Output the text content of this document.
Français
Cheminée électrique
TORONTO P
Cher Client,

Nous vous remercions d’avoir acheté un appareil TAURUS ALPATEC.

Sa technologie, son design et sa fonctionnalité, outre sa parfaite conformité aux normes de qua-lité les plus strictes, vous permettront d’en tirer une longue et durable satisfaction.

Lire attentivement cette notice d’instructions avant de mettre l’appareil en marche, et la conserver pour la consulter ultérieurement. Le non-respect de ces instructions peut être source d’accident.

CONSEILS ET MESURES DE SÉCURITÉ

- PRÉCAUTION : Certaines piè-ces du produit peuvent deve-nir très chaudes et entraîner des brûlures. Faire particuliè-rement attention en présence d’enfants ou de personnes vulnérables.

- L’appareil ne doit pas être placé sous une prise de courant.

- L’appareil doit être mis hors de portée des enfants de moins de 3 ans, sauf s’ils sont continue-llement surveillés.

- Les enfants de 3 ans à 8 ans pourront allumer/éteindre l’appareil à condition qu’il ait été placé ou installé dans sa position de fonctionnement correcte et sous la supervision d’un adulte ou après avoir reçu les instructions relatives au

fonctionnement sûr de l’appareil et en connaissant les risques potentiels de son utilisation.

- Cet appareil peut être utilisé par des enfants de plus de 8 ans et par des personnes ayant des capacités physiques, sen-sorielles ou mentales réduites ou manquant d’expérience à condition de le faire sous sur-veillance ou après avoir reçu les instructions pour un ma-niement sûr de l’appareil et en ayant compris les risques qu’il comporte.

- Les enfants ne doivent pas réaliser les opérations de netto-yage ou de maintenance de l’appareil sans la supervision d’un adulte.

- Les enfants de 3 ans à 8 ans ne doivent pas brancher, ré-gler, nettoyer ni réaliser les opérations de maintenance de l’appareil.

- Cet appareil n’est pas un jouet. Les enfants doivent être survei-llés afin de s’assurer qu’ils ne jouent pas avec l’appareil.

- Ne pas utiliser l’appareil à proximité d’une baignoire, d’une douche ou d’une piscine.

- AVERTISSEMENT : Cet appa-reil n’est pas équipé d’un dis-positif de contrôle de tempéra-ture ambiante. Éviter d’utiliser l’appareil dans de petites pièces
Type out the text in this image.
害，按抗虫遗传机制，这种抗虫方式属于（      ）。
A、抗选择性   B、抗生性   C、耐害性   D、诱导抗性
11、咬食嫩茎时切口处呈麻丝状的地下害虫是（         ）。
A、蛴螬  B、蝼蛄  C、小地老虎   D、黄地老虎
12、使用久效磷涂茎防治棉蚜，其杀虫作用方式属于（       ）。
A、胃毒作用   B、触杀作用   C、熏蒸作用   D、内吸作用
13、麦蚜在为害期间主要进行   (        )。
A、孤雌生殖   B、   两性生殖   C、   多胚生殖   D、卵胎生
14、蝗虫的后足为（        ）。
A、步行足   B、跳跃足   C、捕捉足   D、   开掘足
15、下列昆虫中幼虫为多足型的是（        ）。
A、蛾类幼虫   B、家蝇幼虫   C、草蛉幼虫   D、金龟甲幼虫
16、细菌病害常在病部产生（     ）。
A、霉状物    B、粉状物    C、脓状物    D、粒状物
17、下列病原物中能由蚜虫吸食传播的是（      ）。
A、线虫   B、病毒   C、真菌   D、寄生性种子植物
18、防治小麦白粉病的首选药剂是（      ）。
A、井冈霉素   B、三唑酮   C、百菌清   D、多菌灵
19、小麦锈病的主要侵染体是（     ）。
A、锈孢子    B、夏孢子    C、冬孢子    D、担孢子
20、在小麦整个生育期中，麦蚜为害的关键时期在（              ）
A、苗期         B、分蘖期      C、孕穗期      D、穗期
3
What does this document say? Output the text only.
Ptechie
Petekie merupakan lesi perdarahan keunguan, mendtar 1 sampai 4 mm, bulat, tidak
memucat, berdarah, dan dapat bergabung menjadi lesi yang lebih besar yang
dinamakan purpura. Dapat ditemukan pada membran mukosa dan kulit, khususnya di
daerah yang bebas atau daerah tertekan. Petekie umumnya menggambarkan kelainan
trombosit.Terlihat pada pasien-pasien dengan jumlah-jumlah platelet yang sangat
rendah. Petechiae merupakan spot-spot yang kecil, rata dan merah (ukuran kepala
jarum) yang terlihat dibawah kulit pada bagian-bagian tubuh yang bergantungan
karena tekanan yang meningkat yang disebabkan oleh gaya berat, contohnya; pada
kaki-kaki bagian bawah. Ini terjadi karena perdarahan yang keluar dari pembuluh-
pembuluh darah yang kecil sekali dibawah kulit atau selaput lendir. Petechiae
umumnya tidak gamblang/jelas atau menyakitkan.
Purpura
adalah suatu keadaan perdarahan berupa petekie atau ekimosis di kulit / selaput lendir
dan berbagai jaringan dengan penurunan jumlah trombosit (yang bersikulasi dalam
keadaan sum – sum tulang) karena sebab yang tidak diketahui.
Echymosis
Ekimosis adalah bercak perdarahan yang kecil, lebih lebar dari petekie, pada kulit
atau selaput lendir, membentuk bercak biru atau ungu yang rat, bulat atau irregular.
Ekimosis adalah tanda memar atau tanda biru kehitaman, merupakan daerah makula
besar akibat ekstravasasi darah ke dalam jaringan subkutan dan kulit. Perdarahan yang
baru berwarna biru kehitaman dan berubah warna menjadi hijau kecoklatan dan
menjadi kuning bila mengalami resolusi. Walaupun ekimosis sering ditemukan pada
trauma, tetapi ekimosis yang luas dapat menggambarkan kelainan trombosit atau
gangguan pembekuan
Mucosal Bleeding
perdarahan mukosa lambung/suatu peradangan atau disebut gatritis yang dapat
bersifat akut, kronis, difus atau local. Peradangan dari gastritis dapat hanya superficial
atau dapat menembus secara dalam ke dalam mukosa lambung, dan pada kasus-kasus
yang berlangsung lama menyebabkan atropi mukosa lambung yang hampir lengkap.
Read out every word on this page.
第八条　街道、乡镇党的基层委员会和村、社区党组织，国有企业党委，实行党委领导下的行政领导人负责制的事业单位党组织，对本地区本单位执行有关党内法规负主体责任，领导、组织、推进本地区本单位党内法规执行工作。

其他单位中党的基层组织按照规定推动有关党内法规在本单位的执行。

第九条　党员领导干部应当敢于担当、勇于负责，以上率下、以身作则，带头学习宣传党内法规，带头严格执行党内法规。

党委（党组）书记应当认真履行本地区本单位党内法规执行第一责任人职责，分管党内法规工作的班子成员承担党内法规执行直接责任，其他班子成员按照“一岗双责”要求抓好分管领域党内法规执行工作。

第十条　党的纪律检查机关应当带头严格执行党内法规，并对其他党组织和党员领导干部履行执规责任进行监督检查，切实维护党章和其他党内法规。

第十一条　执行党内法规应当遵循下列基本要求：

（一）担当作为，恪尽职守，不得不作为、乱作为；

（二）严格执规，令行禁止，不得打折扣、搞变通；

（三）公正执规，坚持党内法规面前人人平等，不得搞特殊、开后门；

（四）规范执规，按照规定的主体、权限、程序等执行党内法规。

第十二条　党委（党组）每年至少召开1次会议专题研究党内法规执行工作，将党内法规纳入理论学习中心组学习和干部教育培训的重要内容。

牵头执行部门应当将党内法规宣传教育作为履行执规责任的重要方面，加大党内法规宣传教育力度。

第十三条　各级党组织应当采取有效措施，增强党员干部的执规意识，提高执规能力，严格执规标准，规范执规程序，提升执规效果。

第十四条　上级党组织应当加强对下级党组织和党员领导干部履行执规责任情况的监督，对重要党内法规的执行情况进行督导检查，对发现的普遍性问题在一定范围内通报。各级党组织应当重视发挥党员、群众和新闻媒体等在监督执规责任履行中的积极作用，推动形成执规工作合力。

--------------------------------

* **Stated task**
Write the data back out verbatim.

* **Reply**
Output the text content of this document.
Français
Cheminée électrique
TORONTO P
Cher Client,

Nous vous remercions d’avoir acheté un appareil TAURUS ALPATEC.

Sa technologie, son design et sa fonctionnalité, outre sa parfaite conformité aux normes de qua-lité les plus strictes, vous permettront d’en tirer une longue et durable satisfaction.

Lire attentivement cette notice d’instructions avant de mettre l’appareil en marche, et la conserver pour la consulter ultérieurement. Le non-respect de ces instructions peut être source d’accident.

CONSEILS ET MESURES DE SÉCURITÉ

- PRÉCAUTION : Certaines piè-ces du produit peuvent deve-nir très chaudes et entraîner des brûlures. Faire particuliè-rement attention en présence d’enfants ou de personnes vulnérables.

- L’appareil ne doit pas être placé sous une prise de courant.

- L’appareil doit être mis hors de portée des enfants de moins de 3 ans, sauf s’ils sont continue-llement surveillés.

- Les enfants de 3 ans à 8 ans pourront allumer/éteindre l’appareil à condition qu’il ait été placé ou installé dans sa position de fonctionnement correcte et sous la supervision d’un adulte ou après avoir reçu les instructions relatives au

fonctionnement sûr de l’appareil et en connaissant les risques potentiels de son utilisation.

- Cet appareil peut être utilisé par des enfants de plus de 8 ans et par des personnes ayant des capacités physiques, sen-sorielles ou mentales réduites ou manquant d’expérience à condition de le faire sous sur-veillance ou après avoir reçu les instructions pour un ma-niement sûr de l’appareil et en ayant compris les risques qu’il comporte.

- Les enfants ne doivent pas réaliser les opérations de netto-yage ou de maintenance de l’appareil sans la supervision d’un adulte.

- Les enfants de 3 ans à 8 ans ne doivent pas brancher, ré-gler, nettoyer ni réaliser les opérations de maintenance de l’appareil.

- Cet appareil n’est pas un jouet. Les enfants doivent être survei-llés afin de s’assurer qu’ils ne jouent pas avec l’appareil.

- Ne pas utiliser l’appareil à proximité d’une baignoire, d’une douche ou d’une piscine.

- AVERTISSEMENT : Cet appa-reil n’est pas équipé d’un dis-positif de contrôle de tempéra-ture ambiante. Éviter d’utiliser l’appareil dans de petites pièces
Type out the text in this image.
害，按抗虫遗传机制，这种抗虫方式属于（      ）。
A、抗选择性   B、抗生性   C、耐害性   D、诱导抗性
11、咬食嫩茎时切口处呈麻丝状的地下害虫是（         ）。
A、蛴螬  B、蝼蛄  C、小地老虎   D、黄地老虎
12、使用久效磷涂茎防治棉蚜，其杀虫作用方式属于（       ）。
A、胃毒作用   B、触杀作用   C、熏蒸作用   D、内吸作用
13、麦蚜在为害期间主要进行   (        )。
A、孤雌生殖   B、   两性生殖   C、   多胚生殖   D、卵胎生
14、蝗虫的后足为（        ）。
A、步行足   B、跳跃足   C、捕捉足   D、   开掘足
15、下列昆虫中幼虫为多足型的是（        ）。
A、蛾类幼虫   B、家蝇幼虫   C、草蛉幼虫   D、金龟甲幼虫
16、细菌病害常在病部产生（     ）。
A、霉状物    B、粉状物    C、脓状物    D、粒状物
17、下列病原物中能由蚜虫吸食传播的是（      ）。
A、线虫   B、病毒   C、真菌   D、寄生性种子植物
18、防治小麦白粉病的首选药剂是（      ）。
A、井冈霉素   B、三唑酮   C、百菌清   D、多菌灵
19、小麦锈病的主要侵染体是（     ）。
A、锈孢子    B、夏孢子    C、冬孢子    D、担孢子
20、在小麦整个生育期中，麦蚜为害的关键时期在（              ）
A、苗期         B、分蘖期      C、孕穗期      D、穗期
3
What does this document say? Output the text only.
Ptechie
Petekie merupakan lesi perdarahan keunguan, mendtar 1 sampai 4 mm, bulat, tidak
memucat, berdarah, dan dapat bergabung menjadi lesi yang lebih besar yang
dinamakan purpura. Dapat ditemukan pada membran mukosa dan kulit, khususnya di
daerah yang bebas atau daerah tertekan. Petekie umumnya menggambarkan kelainan
trombosit.Terlihat pada pasien-pasien dengan jumlah-jumlah platelet yang sangat
rendah. Petechiae merupakan spot-spot yang kecil, rata dan merah (ukuran kepala
jarum) yang terlihat dibawah kulit pada bagian-bagian tubuh yang bergantungan
karena tekanan yang meningkat yang disebabkan oleh gaya berat, contohnya; pada
kaki-kaki bagian bawah. Ini terjadi karena perdarahan yang keluar dari pembuluh-
pembuluh darah yang kecil sekali dibawah kulit atau selaput lendir. Petechiae
umumnya tidak gamblang/jelas atau menyakitkan.
Purpura
adalah suatu keadaan perdarahan berupa petekie atau ekimosis di kulit / selaput lendir
dan berbagai jaringan dengan penurunan jumlah trombosit (yang bersikulasi dalam
keadaan sum – sum tulang) karena sebab yang tidak diketahui.
Echymosis
Ekimosis adalah bercak perdarahan yang kecil, lebih lebar dari petekie, pada kulit
atau selaput lendir, membentuk bercak biru atau ungu yang rat, bulat atau irregular.
Ekimosis adalah tanda memar atau tanda biru kehitaman, merupakan daerah makula
besar akibat ekstravasasi darah ke dalam jaringan subkutan dan kulit. Perdarahan yang
baru berwarna biru kehitaman dan berubah warna menjadi hijau kecoklatan dan
menjadi kuning bila mengalami resolusi. Walaupun ekimosis sering ditemukan pada
trauma, tetapi ekimosis yang luas dapat menggambarkan kelainan trombosit atau
gangguan pembekuan
Mucosal Bleeding
perdarahan mukosa lambung/suatu peradangan atau disebut gatritis yang dapat
bersifat akut, kronis, difus atau local. Peradangan dari gastritis dapat hanya superficial
atau dapat menembus secara dalam ke dalam mukosa lambung, dan pada kasus-kasus
yang berlangsung lama menyebabkan atropi mukosa lambung yang hampir lengkap.
Read out every word on this page.
第八条　街道、乡镇党的基层委员会和村、社区党组织，国有企业党委，实行党委领导下的行政领导人负责制的事业单位党组织，对本地区本单位执行有关党内法规负主体责任，领导、组织、推进本地区本单位党内法规执行工作。

其他单位中党的基层组织按照规定推动有关党内法规在本单位的执行。

第九条　党员领导干部应当敢于担当、勇于负责，以上率下、以身作则，带头学习宣传党内法规，带头严格执行党内法规。

党委（党组）书记应当认真履行本地区本单位党内法规执行第一责任人职责，分管党内法规工作的班子成员承担党内法规执行直接责任，其他班子成员按照“一岗双责”要求抓好分管领域党内法规执行工作。

第十条　党的纪律检查机关应当带头严格执行党内法规，并对其他党组织和党员领导干部履行执规责任进行监督检查，切实维护党章和其他党内法规。

第十一条　执行党内法规应当遵循下列基本要求：

（一）担当作为，恪尽职守，不得不作为、乱作为；

（二）严格执规，令行禁止，不得打折扣、搞变通；

（三）公正执规，坚持党内法规面前人人平等，不得搞特殊、开后门；

（四）规范执规，按照规定的主体、权限、程序等执行党内法规。

第十二条　党委（党组）每年至少召开1次会议专题研究党内法规执行工作，将党内法规纳入理论学习中心组学习和干部教育培训的重要内容。

牵头执行部门应当将党内法规宣传教育作为履行执规责任的重要方面，加大党内法规宣传教育力度。

第十三条　各级党组织应当采取有效措施，增强党员干部的执规意识，提高执规能力，严格执规标准，规范执规程序，提升执规效果。

第十四条　上级党组织应当加强对下级党组织和党员领导干部履行执规责任情况的监督，对重要党内法规的执行情况进行督导检查，对发现的普遍性问题在一定范围内通报。各级党组织应当重视发挥党员、群众和新闻媒体等在监督执规责任履行中的积极作用，推动形成执规工作合力。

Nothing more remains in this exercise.